TASK BRIEF.
List all lines of the data containing the word "project".

Collected data entries
◇ ◇ ◇ ◇ ◇

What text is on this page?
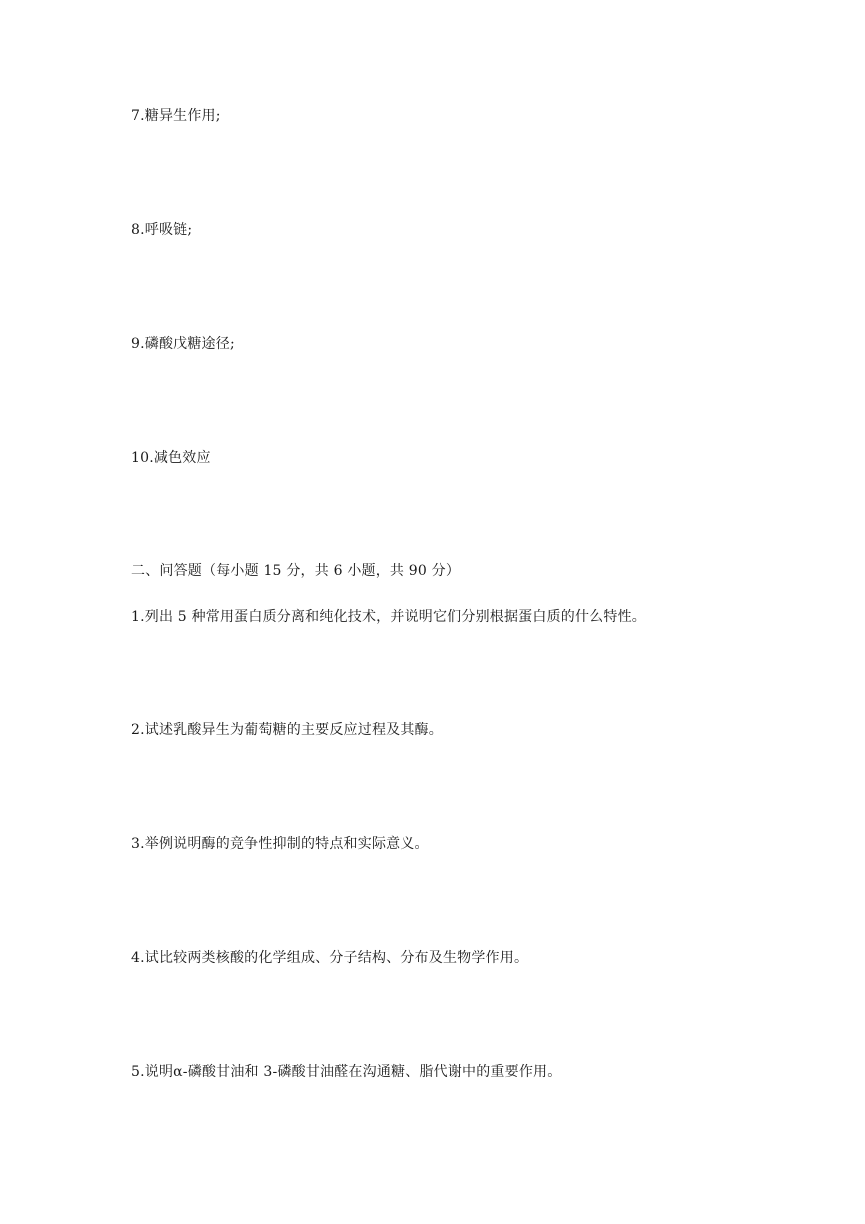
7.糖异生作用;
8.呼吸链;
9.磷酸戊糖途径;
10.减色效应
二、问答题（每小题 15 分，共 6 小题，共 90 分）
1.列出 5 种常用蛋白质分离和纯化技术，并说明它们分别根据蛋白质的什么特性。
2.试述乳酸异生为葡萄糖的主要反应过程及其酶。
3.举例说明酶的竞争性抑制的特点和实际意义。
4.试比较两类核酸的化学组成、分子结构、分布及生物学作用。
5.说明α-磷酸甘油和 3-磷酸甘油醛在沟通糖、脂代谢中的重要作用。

◇ ◇ ◇ ◇ ◇

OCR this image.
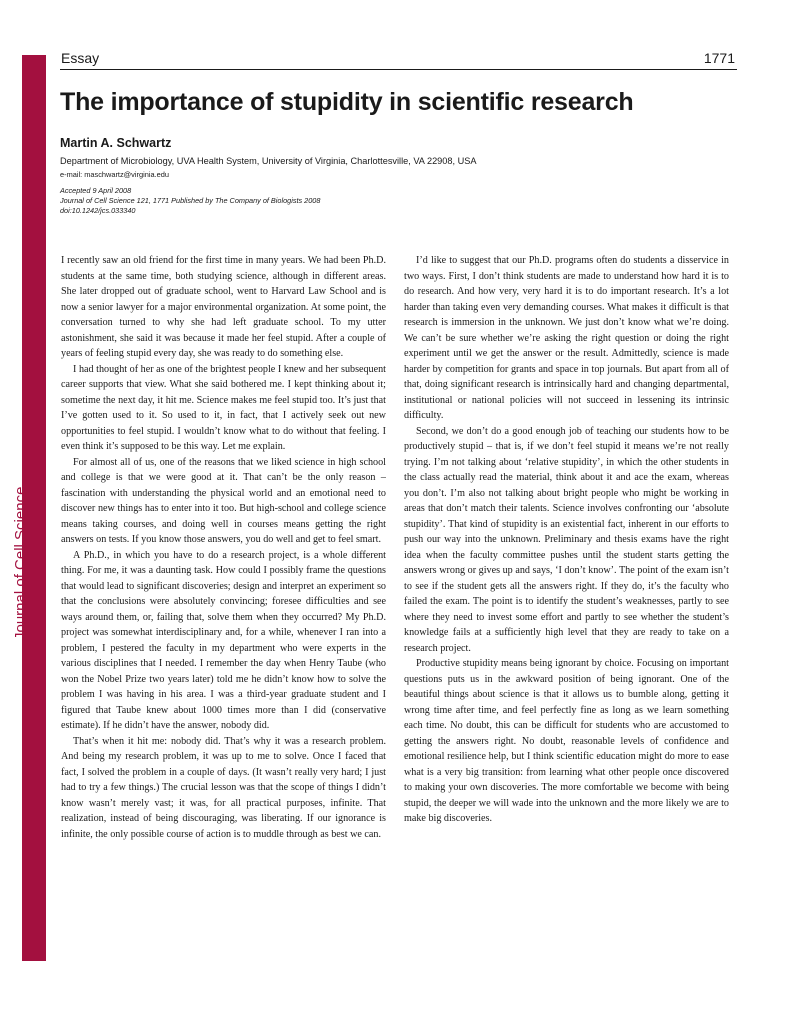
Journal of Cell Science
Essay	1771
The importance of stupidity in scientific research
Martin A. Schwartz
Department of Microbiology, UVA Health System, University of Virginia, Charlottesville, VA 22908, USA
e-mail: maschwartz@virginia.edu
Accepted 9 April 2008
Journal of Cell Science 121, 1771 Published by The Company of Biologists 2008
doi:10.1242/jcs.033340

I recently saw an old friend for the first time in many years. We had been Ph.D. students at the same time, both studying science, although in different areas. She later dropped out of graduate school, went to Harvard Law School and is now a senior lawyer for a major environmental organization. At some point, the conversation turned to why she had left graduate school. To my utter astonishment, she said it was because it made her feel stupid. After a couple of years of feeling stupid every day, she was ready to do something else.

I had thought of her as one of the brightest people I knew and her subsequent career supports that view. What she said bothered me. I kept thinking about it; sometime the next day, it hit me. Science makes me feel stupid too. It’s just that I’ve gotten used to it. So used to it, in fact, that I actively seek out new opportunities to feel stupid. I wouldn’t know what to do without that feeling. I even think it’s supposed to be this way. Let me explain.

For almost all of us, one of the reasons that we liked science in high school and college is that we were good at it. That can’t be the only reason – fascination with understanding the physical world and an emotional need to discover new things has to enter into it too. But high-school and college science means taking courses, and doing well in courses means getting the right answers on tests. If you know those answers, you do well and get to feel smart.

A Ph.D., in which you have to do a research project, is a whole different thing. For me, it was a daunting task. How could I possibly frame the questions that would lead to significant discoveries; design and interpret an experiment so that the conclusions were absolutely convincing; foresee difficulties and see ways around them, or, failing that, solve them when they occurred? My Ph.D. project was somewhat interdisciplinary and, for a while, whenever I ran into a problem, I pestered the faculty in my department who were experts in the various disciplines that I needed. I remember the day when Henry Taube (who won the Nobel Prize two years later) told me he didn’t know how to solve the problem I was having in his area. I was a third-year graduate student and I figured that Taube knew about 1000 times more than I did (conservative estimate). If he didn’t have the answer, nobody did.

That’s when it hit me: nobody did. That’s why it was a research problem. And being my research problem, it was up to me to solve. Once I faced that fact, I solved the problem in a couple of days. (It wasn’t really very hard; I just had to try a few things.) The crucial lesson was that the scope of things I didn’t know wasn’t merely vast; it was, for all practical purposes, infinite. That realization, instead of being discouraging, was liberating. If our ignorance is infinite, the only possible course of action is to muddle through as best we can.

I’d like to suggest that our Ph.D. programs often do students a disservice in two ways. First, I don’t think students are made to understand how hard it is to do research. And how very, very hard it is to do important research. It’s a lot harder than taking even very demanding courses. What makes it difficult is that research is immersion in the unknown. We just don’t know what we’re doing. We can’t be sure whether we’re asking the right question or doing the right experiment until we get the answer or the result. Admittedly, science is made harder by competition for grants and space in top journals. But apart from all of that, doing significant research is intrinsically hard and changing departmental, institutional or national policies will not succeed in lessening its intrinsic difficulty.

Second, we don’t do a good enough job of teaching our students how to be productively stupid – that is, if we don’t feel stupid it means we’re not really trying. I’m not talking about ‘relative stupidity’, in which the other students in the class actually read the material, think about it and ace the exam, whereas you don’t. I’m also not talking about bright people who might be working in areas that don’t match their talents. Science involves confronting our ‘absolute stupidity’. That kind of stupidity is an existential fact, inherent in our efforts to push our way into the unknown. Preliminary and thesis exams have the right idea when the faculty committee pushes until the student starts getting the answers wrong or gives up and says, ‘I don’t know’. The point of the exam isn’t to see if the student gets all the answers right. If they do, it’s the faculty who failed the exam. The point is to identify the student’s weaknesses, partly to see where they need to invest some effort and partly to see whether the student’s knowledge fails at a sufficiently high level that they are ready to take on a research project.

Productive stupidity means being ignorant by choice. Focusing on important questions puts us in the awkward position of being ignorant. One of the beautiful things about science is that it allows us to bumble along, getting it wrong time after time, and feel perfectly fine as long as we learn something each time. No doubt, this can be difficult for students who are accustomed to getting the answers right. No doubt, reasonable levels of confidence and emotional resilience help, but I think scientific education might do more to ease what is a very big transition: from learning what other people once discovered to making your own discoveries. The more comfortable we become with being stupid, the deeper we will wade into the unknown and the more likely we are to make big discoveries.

◇ ◇ ◇ ◇ ◇

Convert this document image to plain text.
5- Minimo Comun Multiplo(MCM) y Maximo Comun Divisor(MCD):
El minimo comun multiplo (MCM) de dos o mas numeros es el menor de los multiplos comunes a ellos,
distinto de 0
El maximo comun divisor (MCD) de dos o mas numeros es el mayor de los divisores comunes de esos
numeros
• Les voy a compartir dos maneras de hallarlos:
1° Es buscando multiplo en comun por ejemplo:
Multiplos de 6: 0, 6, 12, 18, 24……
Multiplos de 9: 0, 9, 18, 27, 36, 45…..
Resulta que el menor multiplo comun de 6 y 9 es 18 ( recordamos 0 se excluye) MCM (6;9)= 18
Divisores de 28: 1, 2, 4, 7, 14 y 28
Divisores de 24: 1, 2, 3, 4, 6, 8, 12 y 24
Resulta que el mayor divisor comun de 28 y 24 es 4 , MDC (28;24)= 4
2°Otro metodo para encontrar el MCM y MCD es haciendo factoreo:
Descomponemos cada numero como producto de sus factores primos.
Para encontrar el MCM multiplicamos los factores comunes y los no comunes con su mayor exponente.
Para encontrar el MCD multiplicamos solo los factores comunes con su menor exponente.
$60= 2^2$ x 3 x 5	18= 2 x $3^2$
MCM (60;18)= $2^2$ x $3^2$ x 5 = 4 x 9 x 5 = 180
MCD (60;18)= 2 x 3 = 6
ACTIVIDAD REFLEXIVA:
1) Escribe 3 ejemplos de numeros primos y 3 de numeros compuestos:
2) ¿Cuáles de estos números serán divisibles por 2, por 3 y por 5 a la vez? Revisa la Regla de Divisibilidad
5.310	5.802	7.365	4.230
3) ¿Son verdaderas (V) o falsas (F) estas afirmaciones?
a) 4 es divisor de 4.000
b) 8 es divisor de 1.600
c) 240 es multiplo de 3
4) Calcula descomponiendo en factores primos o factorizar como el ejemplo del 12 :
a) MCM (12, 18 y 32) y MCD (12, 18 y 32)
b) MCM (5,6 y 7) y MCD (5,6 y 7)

◇ ◇ ◇ ◇ ◇

OUTPUT FOR THIS EXERCISE.
A Ph.D., in which you have to do a research project, is a whole different thing. For me, it was a daunting task. How could I possibly frame the questions that would lead to significant discoveries; design and interpret an experiment so that the conclusions were absolutely convincing; foresee difficulties and see ways around them, or, failing that, solve them when they occurred? My Ph.D. project was somewhat interdisciplinary and, for a while, whenever I ran into a problem, I pestered the faculty in my department who were experts in the various disciplines that I needed. I remember the day when Henry Taube (who won the Nobel Prize two years later) told me he didn’t know how to solve the problem I was having in his area. I was a third-year graduate student and I figured that Taube knew about 1000 times more than I did (conservative estimate). If he didn’t have the answer, nobody did.
Second, we don’t do a good enough job of teaching our students how to be productively stupid – that is, if we don’t feel stupid it means we’re not really trying. I’m not talking about ‘relative stupidity’, in which the other students in the class actually read the material, think about it and ace the exam, whereas you don’t. I’m also not talking about bright people who might be working in areas that don’t match their talents. Science involves confronting our ‘absolute stupidity’. That kind of stupidity is an existential fact, inherent in our efforts to push our way into the unknown. Preliminary and thesis exams have the right idea when the faculty committee pushes until the student starts getting the answers wrong or gives up and says, ‘I don’t know’. The point of the exam isn’t to see if the student gets all the answers right. If they do, it’s the faculty who failed the exam. The point is to identify the student’s weaknesses, partly to see where they need to invest some effort and partly to see whether the student’s knowledge fails at a sufficiently high level that they are ready to take on a research project.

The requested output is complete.